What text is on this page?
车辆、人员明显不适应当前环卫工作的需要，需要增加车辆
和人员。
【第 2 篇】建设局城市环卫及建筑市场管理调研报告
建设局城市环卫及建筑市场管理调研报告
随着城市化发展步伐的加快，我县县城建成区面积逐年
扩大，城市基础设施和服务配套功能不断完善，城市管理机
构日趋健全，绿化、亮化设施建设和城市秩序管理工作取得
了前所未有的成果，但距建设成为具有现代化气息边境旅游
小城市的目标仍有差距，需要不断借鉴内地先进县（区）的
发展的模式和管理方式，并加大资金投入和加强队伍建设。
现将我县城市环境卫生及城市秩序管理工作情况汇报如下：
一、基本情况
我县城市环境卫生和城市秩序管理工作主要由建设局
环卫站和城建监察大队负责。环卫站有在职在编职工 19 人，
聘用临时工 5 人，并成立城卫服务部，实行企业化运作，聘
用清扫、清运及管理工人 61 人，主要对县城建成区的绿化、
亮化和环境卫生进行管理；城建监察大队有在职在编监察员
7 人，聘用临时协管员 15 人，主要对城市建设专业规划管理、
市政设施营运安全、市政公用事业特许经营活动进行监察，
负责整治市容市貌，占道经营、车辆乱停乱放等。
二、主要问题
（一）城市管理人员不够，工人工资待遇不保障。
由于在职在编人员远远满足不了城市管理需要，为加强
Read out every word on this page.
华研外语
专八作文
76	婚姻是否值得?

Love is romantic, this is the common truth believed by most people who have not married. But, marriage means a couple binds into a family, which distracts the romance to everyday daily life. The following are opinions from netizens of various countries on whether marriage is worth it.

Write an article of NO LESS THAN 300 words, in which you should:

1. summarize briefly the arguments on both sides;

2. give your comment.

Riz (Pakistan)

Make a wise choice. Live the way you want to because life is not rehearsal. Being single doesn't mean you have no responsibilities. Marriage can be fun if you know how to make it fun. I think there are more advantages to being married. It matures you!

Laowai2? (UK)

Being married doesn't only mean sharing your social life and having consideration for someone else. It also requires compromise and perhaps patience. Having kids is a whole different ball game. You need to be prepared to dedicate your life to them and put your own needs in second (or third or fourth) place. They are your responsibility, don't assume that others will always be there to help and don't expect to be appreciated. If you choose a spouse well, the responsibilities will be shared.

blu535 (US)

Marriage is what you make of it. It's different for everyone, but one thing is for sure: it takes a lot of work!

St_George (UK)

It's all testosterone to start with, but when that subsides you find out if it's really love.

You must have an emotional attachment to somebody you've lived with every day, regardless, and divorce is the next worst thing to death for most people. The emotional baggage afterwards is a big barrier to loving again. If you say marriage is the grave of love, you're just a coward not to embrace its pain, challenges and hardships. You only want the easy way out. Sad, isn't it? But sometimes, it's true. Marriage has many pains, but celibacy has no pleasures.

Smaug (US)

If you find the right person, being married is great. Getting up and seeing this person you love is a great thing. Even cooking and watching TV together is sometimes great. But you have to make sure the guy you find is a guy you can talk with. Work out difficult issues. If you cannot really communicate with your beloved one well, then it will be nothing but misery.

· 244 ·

§ §

Extract all lines of the records above that include "there".

> **Exercise output**
Make a wise choice. Live the way you want to because life is not rehearsal. Being single doesn't mean you have no responsibilities. Marriage can be fun if you know how to make it fun. I think there are more advantages to being married. It matures you!
Being married doesn't only mean sharing your social life and having consideration for someone else. It also requires compromise and perhaps patience. Having kids is a whole different ball game. You need to be prepared to dedicate your life to them and put your own needs in second (or third or fourth) place. They are your responsibility, don't assume that others will always be there to help and don't expect to be appreciated. If you choose a spouse well, the responsibilities will be shared.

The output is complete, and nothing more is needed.